[start of Input records]
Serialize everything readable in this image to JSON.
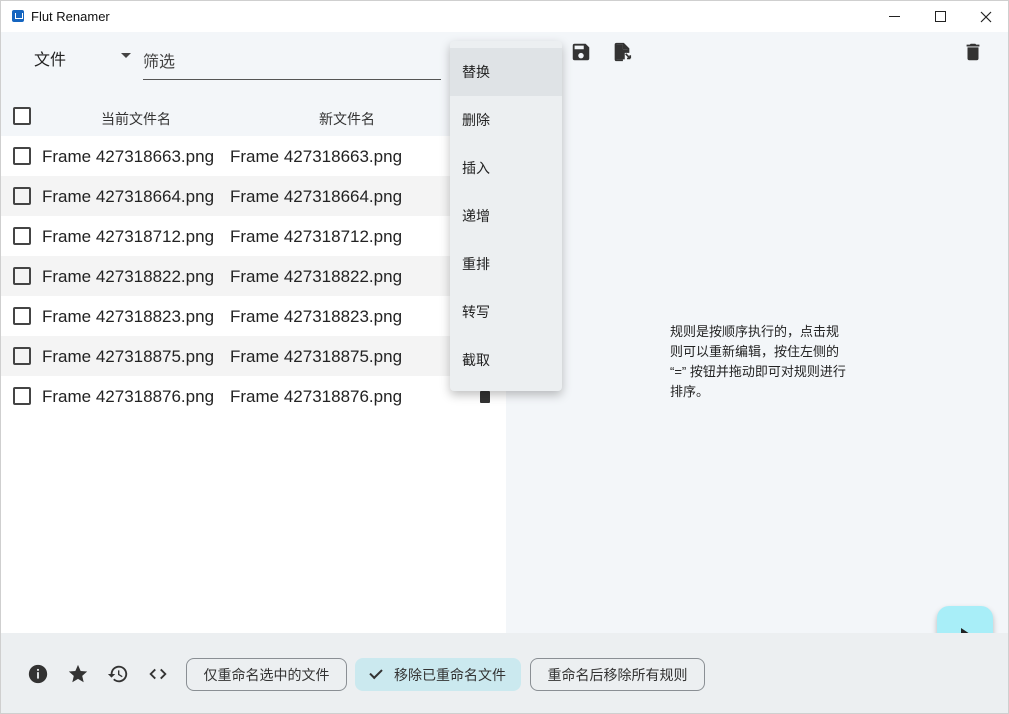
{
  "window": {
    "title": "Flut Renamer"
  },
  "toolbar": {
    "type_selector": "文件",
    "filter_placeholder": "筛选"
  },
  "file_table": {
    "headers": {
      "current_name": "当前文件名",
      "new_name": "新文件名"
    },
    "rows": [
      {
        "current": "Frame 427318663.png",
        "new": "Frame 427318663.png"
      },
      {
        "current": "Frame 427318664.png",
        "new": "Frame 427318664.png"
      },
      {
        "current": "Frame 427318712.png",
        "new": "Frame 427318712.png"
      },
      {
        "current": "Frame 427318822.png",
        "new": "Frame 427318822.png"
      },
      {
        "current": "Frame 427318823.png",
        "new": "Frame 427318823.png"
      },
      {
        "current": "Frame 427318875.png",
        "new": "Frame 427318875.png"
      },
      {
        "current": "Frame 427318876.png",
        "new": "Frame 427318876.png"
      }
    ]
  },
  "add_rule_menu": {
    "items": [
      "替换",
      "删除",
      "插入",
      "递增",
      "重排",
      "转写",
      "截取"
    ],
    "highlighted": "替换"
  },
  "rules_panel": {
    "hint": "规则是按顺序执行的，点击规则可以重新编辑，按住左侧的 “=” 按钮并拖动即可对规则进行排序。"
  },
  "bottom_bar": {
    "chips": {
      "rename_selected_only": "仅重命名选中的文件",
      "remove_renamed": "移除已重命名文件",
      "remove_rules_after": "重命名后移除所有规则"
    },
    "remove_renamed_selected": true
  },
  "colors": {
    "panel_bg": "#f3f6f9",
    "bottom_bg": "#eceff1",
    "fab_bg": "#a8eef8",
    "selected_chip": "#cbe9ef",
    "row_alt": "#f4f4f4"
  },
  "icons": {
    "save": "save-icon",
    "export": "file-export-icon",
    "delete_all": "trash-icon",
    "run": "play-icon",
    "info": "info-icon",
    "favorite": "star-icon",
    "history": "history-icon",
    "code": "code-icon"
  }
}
[end of Input records]
Exercise directions -
Output all of the entries verbatim, leaving out any images.

Exercise result -
Serialize everything readable in this image to JSON.
{
  "window": {
    "title": "Flut Renamer"
  },
  "toolbar": {
    "type_selector": "文件",
    "filter_placeholder": "筛选"
  },
  "file_table": {
    "headers": {
      "current_name": "当前文件名",
      "new_name": "新文件名"
    },
    "rows": [
      {
        "current": "Frame 427318663.png",
        "new": "Frame 427318663.png"
      },
      {
        "current": "Frame 427318664.png",
        "new": "Frame 427318664.png"
      },
      {
        "current": "Frame 427318712.png",
        "new": "Frame 427318712.png"
      },
      {
        "current": "Frame 427318822.png",
        "new": "Frame 427318822.png"
      },
      {
        "current": "Frame 427318823.png",
        "new": "Frame 427318823.png"
      },
      {
        "current": "Frame 427318875.png",
        "new": "Frame 427318875.png"
      },
      {
        "current": "Frame 427318876.png",
        "new": "Frame 427318876.png"
      }
    ]
  },
  "add_rule_menu": {
    "items": [
      "替换",
      "删除",
      "插入",
      "递增",
      "重排",
      "转写",
      "截取"
    ],
    "highlighted": "替换"
  },
  "rules_panel": {
    "hint": "规则是按顺序执行的，点击规则可以重新编辑，按住左侧的 “=” 按钮并拖动即可对规则进行排序。"
  },
  "bottom_bar": {
    "chips": {
      "rename_selected_only": "仅重命名选中的文件",
      "remove_renamed": "移除已重命名文件",
      "remove_rules_after": "重命名后移除所有规则"
    },
    "remove_renamed_selected": true
  },
  "colors": {
    "panel_bg": "#f3f6f9",
    "bottom_bg": "#eceff1",
    "fab_bg": "#a8eef8",
    "selected_chip": "#cbe9ef",
    "row_alt": "#f4f4f4"
  },
  "icons": {
    "save": "save-icon",
    "export": "file-export-icon",
    "delete_all": "trash-icon",
    "run": "play-icon",
    "info": "info-icon",
    "favorite": "star-icon",
    "history": "history-icon",
    "code": "code-icon"
  }
}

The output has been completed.